## begin Supplied records
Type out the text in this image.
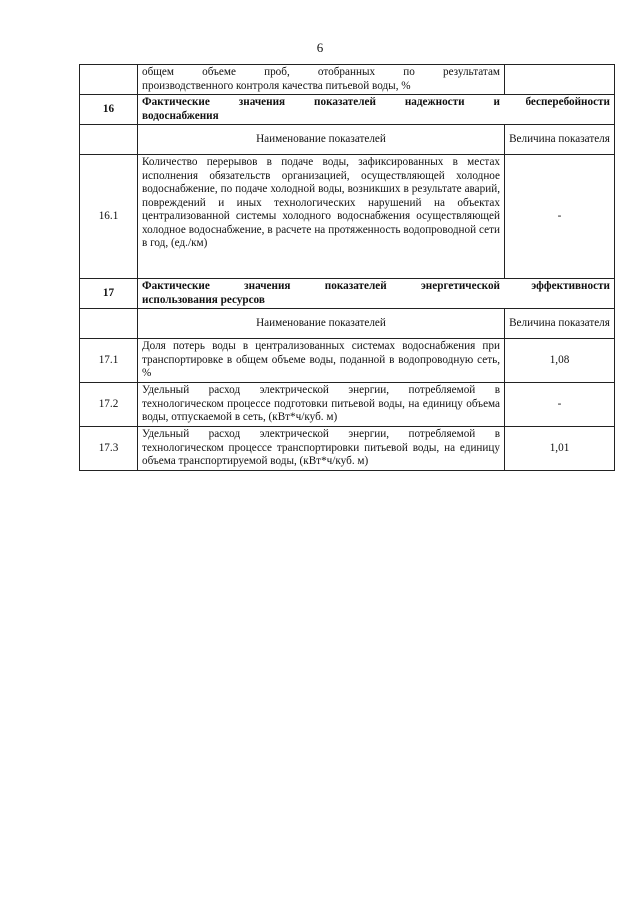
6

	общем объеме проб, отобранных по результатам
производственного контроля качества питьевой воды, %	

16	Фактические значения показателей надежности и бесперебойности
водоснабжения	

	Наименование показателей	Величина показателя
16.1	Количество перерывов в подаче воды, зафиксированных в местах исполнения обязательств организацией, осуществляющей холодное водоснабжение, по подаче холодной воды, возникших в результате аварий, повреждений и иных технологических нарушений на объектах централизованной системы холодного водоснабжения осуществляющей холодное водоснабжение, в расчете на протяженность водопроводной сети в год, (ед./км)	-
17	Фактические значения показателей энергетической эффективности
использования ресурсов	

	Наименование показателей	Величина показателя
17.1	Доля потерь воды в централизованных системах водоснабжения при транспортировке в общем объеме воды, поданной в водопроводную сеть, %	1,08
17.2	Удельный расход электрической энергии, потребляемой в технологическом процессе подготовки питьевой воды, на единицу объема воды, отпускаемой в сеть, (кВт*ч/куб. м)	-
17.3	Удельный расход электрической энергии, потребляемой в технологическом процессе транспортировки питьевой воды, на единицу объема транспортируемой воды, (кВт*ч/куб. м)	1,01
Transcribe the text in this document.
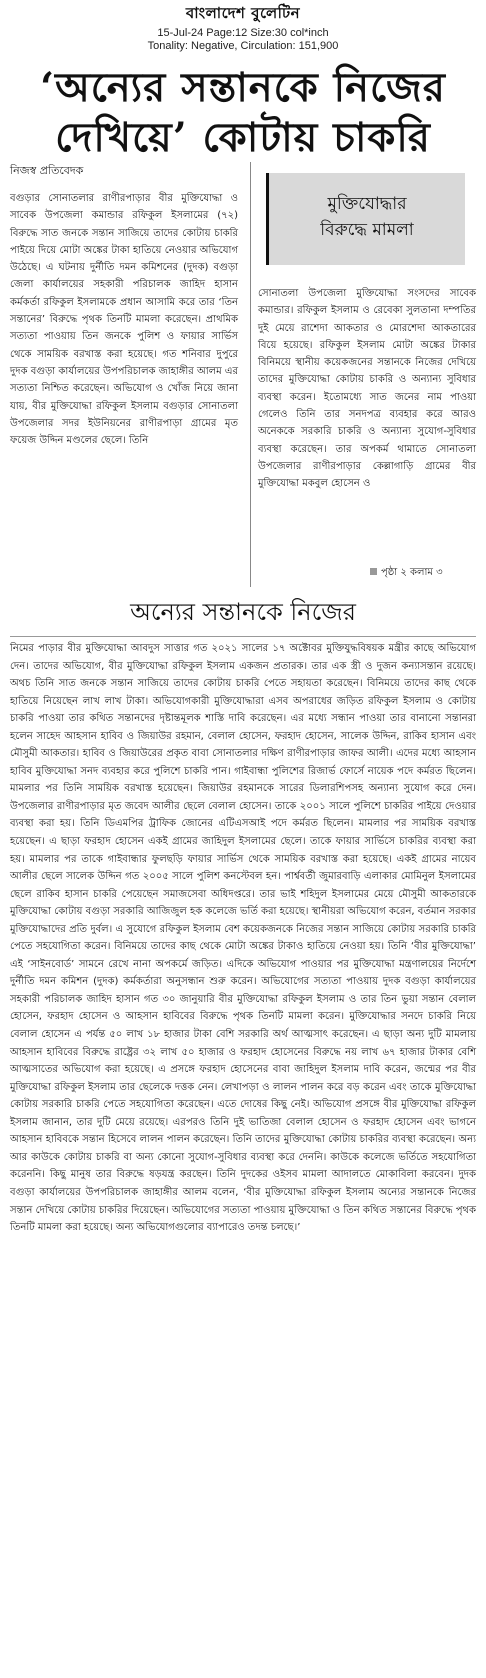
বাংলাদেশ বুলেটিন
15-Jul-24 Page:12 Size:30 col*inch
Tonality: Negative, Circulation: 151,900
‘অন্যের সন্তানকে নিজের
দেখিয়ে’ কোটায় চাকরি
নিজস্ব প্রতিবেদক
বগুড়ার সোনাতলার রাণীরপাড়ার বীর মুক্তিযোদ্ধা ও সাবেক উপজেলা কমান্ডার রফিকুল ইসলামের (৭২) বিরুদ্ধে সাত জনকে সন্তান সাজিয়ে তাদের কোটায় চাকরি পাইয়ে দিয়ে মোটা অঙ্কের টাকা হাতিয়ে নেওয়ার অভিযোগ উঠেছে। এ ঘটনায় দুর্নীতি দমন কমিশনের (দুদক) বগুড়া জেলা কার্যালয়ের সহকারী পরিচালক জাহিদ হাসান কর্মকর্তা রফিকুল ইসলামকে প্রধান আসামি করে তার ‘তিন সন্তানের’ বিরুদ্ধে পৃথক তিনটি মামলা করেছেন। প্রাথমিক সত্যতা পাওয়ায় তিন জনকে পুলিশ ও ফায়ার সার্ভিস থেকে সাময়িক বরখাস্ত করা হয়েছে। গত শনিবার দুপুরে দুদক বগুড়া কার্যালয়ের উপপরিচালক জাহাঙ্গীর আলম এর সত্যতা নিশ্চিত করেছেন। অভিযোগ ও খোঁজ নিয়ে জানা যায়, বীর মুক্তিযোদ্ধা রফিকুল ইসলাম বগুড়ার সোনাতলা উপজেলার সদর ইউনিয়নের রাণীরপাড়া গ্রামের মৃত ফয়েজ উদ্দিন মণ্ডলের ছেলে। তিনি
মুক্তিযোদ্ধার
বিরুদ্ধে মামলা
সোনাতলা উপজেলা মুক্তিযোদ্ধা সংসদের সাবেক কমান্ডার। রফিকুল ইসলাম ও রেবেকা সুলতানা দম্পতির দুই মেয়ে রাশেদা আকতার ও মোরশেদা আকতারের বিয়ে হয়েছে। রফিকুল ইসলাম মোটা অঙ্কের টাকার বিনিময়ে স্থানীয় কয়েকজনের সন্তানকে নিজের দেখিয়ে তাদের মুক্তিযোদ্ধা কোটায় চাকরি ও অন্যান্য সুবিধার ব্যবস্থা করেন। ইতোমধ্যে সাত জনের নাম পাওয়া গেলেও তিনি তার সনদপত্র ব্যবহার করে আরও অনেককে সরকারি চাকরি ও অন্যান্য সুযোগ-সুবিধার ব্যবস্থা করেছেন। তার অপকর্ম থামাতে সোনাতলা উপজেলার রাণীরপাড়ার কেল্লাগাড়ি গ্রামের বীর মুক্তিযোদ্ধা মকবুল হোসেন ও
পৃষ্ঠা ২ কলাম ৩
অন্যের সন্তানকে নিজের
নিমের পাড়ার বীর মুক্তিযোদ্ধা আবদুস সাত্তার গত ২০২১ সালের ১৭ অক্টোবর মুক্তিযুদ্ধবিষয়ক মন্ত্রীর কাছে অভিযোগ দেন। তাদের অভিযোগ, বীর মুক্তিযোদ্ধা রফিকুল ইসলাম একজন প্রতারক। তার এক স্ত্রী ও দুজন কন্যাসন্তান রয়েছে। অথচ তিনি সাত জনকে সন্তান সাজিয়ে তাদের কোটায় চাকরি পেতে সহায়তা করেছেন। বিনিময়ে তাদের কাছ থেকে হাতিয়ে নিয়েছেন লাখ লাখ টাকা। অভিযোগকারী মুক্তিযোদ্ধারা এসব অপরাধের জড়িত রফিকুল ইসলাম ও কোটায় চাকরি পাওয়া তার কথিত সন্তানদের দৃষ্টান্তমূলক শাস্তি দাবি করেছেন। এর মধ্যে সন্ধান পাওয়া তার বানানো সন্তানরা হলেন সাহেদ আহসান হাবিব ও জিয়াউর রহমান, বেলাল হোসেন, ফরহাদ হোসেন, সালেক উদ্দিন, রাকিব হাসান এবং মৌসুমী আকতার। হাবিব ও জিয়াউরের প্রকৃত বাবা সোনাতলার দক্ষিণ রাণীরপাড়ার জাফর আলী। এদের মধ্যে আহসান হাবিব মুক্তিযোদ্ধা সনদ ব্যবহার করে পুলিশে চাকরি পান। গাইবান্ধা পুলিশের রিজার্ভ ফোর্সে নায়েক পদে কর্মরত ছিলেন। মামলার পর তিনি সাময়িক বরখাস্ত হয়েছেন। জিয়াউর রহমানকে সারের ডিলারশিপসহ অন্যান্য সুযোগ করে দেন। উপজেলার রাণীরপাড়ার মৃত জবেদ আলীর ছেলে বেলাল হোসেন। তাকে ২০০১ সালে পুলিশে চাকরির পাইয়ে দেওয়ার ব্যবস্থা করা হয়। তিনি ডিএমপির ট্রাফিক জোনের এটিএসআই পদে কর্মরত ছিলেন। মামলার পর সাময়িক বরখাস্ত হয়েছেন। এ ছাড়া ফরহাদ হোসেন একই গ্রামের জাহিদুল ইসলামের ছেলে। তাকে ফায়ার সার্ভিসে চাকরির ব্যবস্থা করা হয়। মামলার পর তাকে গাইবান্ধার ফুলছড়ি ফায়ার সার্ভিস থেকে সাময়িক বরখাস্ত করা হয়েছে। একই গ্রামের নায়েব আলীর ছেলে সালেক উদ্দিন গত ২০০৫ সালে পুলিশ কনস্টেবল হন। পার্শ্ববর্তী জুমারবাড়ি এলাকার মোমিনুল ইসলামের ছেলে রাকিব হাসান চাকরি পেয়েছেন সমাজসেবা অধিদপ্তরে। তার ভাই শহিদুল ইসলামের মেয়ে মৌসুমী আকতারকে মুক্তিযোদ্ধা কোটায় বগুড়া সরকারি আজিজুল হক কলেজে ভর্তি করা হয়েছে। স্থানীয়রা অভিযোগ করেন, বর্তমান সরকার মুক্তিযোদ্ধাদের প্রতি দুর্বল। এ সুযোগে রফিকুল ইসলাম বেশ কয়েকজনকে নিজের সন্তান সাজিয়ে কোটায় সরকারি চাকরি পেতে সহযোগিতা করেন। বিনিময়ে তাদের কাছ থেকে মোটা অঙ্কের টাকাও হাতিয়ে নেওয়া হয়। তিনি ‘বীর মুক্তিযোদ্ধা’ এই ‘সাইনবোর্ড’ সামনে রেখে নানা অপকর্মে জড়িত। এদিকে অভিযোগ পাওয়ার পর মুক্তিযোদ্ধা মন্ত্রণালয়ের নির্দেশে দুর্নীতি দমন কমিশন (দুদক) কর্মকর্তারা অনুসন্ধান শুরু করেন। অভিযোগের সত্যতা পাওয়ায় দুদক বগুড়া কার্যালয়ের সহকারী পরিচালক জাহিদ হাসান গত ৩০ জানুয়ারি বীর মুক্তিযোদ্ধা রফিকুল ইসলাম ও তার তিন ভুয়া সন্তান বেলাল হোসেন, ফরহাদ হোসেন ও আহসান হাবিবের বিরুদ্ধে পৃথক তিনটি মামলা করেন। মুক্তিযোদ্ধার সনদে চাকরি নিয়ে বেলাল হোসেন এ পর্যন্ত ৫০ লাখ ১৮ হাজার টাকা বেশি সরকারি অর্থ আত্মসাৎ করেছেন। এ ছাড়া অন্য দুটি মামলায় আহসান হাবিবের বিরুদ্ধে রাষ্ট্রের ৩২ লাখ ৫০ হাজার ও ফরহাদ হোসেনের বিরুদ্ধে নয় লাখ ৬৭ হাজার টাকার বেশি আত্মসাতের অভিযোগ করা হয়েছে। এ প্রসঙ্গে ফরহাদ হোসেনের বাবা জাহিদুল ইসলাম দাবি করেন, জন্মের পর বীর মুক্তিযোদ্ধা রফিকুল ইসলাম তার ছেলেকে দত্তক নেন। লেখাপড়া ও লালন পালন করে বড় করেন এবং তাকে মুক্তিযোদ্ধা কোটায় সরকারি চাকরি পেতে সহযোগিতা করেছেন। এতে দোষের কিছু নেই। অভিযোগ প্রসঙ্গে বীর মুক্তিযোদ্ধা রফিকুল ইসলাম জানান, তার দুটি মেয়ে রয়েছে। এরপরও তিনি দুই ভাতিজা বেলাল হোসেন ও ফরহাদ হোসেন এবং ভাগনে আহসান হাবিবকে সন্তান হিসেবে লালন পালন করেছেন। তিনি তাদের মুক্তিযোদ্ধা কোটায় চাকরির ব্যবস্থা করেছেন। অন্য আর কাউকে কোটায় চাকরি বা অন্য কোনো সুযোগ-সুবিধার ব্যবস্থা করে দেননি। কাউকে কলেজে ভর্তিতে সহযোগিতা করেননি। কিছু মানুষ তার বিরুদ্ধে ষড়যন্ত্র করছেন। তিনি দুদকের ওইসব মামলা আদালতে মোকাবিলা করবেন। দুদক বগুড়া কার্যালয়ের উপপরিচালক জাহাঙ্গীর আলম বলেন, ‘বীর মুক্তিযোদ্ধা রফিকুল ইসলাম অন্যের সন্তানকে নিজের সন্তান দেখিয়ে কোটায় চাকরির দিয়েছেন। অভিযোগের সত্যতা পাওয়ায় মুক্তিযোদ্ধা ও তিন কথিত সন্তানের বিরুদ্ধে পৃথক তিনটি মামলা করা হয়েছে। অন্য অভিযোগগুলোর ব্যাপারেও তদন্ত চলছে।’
## end Supplied records
## begin Supplied records
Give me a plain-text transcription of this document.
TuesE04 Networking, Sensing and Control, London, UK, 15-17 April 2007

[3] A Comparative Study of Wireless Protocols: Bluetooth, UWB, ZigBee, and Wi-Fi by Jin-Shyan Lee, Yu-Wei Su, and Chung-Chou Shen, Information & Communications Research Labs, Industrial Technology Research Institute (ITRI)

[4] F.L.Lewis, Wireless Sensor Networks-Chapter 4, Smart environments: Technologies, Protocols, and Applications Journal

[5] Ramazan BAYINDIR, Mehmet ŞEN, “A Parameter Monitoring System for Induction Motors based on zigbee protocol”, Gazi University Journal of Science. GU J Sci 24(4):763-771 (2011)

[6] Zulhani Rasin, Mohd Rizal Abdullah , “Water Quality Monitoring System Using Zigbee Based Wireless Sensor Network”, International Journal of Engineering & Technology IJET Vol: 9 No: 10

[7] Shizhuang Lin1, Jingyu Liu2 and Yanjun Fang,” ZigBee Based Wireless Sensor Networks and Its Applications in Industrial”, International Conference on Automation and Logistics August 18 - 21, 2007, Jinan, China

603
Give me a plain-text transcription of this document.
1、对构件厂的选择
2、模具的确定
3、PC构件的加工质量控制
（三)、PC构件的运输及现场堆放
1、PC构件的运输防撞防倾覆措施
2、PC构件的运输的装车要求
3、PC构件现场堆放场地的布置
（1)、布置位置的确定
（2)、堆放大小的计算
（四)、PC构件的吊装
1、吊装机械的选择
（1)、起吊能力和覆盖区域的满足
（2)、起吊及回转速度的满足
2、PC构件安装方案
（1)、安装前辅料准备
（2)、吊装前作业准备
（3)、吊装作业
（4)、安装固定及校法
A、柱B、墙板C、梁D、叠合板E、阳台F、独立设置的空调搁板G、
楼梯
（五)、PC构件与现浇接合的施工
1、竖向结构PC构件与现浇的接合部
## end Supplied records
## begin Supplied records
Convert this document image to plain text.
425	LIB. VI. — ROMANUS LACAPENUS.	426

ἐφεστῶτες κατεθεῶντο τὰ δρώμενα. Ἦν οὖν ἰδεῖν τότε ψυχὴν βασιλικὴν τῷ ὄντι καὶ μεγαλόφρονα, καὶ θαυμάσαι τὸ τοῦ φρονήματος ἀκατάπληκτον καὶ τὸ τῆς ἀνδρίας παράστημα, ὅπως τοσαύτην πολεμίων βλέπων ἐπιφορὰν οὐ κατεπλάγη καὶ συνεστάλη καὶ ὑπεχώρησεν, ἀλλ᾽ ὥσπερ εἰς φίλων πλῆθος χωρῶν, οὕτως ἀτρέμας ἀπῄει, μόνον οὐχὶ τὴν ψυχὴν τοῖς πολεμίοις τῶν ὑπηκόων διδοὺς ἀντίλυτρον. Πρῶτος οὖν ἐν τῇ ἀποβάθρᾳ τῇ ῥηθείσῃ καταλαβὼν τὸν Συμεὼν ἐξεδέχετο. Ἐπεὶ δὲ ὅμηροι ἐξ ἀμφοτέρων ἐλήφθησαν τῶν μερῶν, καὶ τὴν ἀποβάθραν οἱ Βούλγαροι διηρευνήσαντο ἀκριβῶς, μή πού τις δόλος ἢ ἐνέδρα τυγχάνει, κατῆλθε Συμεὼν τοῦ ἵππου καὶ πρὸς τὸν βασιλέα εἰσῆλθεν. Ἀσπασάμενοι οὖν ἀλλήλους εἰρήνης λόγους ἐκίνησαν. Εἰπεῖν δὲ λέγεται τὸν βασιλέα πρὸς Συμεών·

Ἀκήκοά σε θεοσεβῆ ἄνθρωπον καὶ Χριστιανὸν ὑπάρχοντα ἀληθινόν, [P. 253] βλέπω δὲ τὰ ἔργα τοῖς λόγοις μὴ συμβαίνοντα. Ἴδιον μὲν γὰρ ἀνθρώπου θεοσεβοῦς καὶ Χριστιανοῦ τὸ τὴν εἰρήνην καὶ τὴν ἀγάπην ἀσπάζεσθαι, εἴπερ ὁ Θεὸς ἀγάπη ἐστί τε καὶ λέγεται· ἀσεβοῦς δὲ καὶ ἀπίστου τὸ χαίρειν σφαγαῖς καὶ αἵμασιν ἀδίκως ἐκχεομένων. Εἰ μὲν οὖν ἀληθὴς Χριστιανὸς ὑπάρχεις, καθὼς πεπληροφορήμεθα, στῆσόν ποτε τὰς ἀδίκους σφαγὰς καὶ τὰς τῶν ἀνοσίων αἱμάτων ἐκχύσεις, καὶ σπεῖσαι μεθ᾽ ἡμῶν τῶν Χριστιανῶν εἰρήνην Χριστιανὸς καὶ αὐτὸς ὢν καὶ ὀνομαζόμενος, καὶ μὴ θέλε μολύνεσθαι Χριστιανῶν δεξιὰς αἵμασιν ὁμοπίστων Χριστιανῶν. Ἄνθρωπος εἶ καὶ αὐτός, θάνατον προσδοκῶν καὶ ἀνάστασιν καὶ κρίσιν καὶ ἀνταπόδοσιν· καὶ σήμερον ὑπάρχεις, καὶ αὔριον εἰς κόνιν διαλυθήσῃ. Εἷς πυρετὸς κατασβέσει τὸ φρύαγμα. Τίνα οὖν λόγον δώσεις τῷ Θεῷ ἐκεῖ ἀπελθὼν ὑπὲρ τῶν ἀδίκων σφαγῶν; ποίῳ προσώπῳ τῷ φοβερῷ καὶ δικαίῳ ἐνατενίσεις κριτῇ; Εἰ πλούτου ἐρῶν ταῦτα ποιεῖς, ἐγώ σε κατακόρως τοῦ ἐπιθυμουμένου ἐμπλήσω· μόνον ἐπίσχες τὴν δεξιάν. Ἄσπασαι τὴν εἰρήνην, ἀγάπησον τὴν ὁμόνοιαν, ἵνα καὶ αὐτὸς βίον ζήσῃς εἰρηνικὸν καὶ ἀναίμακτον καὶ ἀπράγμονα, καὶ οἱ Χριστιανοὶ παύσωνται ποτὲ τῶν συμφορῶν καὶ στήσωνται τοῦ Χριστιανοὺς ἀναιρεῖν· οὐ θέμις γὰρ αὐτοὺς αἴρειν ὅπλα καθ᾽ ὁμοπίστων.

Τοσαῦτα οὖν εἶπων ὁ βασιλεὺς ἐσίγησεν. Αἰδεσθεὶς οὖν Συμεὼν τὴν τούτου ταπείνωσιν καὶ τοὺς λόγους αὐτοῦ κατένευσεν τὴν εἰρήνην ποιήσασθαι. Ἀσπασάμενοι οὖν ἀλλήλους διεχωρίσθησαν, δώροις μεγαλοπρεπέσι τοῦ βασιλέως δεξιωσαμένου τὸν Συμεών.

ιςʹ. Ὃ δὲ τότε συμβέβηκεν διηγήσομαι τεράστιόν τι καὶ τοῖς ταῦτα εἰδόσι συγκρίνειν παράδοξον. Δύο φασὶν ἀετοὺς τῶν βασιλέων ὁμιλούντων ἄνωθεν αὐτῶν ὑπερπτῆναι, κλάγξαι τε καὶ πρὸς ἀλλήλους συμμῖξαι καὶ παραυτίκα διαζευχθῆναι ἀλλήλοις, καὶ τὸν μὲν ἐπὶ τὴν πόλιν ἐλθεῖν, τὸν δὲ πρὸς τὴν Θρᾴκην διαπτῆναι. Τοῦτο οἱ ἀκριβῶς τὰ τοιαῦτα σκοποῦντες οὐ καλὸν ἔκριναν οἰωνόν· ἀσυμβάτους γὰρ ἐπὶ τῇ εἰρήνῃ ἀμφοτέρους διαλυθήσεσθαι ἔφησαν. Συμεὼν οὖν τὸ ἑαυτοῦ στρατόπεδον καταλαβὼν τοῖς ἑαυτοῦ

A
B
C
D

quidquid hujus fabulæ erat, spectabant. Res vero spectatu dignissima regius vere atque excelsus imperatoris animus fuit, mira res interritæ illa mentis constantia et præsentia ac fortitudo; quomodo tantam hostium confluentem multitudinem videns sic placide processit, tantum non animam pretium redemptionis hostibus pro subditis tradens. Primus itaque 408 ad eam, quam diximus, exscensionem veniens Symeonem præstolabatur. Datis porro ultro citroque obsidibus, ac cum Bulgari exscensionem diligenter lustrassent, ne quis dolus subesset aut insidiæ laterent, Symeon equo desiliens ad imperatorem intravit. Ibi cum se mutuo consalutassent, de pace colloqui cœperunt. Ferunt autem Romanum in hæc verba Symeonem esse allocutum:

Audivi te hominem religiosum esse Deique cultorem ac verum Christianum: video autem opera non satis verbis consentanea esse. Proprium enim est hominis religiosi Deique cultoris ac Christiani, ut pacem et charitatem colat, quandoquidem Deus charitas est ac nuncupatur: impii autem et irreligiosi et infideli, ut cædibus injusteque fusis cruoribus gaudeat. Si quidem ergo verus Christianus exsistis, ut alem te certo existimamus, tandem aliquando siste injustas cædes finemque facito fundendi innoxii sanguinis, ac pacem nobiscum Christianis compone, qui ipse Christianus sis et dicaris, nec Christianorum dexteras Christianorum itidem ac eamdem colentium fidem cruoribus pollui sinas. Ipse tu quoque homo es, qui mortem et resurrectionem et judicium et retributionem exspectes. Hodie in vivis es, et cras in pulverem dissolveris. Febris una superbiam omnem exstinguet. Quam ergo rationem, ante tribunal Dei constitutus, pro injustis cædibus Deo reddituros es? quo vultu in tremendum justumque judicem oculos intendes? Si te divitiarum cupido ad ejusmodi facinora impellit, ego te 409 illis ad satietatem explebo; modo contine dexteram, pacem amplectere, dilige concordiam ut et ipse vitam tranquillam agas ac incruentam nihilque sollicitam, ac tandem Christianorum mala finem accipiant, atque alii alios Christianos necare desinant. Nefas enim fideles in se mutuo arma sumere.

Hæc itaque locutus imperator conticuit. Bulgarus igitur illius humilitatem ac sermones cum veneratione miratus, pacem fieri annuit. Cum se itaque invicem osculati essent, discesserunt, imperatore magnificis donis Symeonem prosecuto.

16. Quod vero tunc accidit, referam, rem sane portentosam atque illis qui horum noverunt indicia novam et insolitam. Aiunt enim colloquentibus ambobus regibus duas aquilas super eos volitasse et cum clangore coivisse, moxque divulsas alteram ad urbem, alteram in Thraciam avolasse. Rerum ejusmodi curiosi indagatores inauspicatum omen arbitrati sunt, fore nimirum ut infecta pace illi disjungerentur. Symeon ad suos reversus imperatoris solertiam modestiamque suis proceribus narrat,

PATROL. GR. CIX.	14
## end Supplied records
Collect the lines of the data that carry the word "document".

## Response to the task:
Transcribe the text in this document.
Give me a plain-text transcription of this document.
Give me a plain-text transcription of this document.
Convert this document image to plain text.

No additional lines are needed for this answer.